* Information shown
---

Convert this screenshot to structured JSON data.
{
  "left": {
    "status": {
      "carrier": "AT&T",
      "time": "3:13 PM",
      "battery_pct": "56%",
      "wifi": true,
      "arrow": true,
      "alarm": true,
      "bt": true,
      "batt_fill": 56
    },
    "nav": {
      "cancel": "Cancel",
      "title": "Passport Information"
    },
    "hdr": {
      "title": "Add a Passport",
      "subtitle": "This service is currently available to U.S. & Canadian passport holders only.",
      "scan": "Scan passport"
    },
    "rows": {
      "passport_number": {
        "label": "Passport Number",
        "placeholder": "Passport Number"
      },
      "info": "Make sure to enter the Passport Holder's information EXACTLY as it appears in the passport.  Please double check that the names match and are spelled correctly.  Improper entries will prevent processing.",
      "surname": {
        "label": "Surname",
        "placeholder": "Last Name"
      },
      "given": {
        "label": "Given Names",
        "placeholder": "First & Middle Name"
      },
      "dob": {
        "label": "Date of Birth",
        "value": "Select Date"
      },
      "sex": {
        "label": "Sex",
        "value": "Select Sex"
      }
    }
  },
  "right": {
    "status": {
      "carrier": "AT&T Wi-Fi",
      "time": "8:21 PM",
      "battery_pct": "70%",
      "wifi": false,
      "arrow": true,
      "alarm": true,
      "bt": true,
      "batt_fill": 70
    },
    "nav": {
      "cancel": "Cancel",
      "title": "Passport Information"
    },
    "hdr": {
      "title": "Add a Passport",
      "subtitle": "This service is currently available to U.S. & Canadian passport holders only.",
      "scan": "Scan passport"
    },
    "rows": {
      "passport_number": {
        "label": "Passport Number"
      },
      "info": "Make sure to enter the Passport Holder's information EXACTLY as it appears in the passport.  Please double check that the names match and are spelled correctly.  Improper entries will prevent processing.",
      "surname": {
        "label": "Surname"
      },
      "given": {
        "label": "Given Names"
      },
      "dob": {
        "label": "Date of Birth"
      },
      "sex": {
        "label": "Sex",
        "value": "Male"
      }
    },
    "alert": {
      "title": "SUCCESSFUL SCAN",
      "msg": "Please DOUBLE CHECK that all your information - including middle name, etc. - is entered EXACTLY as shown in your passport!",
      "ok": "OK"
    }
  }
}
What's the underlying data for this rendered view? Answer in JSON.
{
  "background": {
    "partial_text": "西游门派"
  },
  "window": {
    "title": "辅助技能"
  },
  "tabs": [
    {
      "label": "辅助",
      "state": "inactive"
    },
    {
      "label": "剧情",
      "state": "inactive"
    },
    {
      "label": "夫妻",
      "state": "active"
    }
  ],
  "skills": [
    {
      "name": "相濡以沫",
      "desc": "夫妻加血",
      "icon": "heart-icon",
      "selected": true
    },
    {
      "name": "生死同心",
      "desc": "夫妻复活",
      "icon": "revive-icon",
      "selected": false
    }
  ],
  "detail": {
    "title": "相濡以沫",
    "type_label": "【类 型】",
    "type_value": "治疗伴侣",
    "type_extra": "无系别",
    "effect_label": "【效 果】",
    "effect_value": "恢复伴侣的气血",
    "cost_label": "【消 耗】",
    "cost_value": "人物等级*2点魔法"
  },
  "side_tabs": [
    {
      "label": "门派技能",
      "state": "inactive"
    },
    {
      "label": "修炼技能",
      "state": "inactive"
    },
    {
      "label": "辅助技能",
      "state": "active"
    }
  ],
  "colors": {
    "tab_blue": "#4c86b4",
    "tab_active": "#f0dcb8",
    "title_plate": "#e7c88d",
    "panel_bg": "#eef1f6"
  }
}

---

* Brief
Give all the entries again exactly; leave none out.

* Exercise response
Convert this screenshot to structured JSON data.
{
  "left": {
    "status": {
      "carrier": "AT&T",
      "time": "3:13 PM",
      "battery_pct": "56%",
      "wifi": true,
      "arrow": true,
      "alarm": true,
      "bt": true,
      "batt_fill": 56
    },
    "nav": {
      "cancel": "Cancel",
      "title": "Passport Information"
    },
    "hdr": {
      "title": "Add a Passport",
      "subtitle": "This service is currently available to U.S. & Canadian passport holders only.",
      "scan": "Scan passport"
    },
    "rows": {
      "passport_number": {
        "label": "Passport Number",
        "placeholder": "Passport Number"
      },
      "info": "Make sure to enter the Passport Holder's information EXACTLY as it appears in the passport.  Please double check that the names match and are spelled correctly.  Improper entries will prevent processing.",
      "surname": {
        "label": "Surname",
        "placeholder": "Last Name"
      },
      "given": {
        "label": "Given Names",
        "placeholder": "First & Middle Name"
      },
      "dob": {
        "label": "Date of Birth",
        "value": "Select Date"
      },
      "sex": {
        "label": "Sex",
        "value": "Select Sex"
      }
    }
  },
  "right": {
    "status": {
      "carrier": "AT&T Wi-Fi",
      "time": "8:21 PM",
      "battery_pct": "70%",
      "wifi": false,
      "arrow": true,
      "alarm": true,
      "bt": true,
      "batt_fill": 70
    },
    "nav": {
      "cancel": "Cancel",
      "title": "Passport Information"
    },
    "hdr": {
      "title": "Add a Passport",
      "subtitle": "This service is currently available to U.S. & Canadian passport holders only.",
      "scan": "Scan passport"
    },
    "rows": {
      "passport_number": {
        "label": "Passport Number"
      },
      "info": "Make sure to enter the Passport Holder's information EXACTLY as it appears in the passport.  Please double check that the names match and are spelled correctly.  Improper entries will prevent processing.",
      "surname": {
        "label": "Surname"
      },
      "given": {
        "label": "Given Names"
      },
      "dob": {
        "label": "Date of Birth"
      },
      "sex": {
        "label": "Sex",
        "value": "Male"
      }
    },
    "alert": {
      "title": "SUCCESSFUL SCAN",
      "msg": "Please DOUBLE CHECK that all your information - including middle name, etc. - is entered EXACTLY as shown in your passport!",
      "ok": "OK"
    }
  }
}
What's the underlying data for this rendered view? Answer in JSON.
{
  "background": {
    "partial_text": "西游门派"
  },
  "window": {
    "title": "辅助技能"
  },
  "tabs": [
    {
      "label": "辅助",
      "state": "inactive"
    },
    {
      "label": "剧情",
      "state": "inactive"
    },
    {
      "label": "夫妻",
      "state": "active"
    }
  ],
  "skills": [
    {
      "name": "相濡以沫",
      "desc": "夫妻加血",
      "icon": "heart-icon",
      "selected": true
    },
    {
      "name": "生死同心",
      "desc": "夫妻复活",
      "icon": "revive-icon",
      "selected": false
    }
  ],
  "detail": {
    "title": "相濡以沫",
    "type_label": "【类 型】",
    "type_value": "治疗伴侣",
    "type_extra": "无系别",
    "effect_label": "【效 果】",
    "effect_value": "恢复伴侣的气血",
    "cost_label": "【消 耗】",
    "cost_value": "人物等级*2点魔法"
  },
  "side_tabs": [
    {
      "label": "门派技能",
      "state": "inactive"
    },
    {
      "label": "修炼技能",
      "state": "inactive"
    },
    {
      "label": "辅助技能",
      "state": "active"
    }
  ],
  "colors": {
    "tab_blue": "#4c86b4",
    "tab_active": "#f0dcb8",
    "title_plate": "#e7c88d",
    "panel_bg": "#eef1f6"
  }
}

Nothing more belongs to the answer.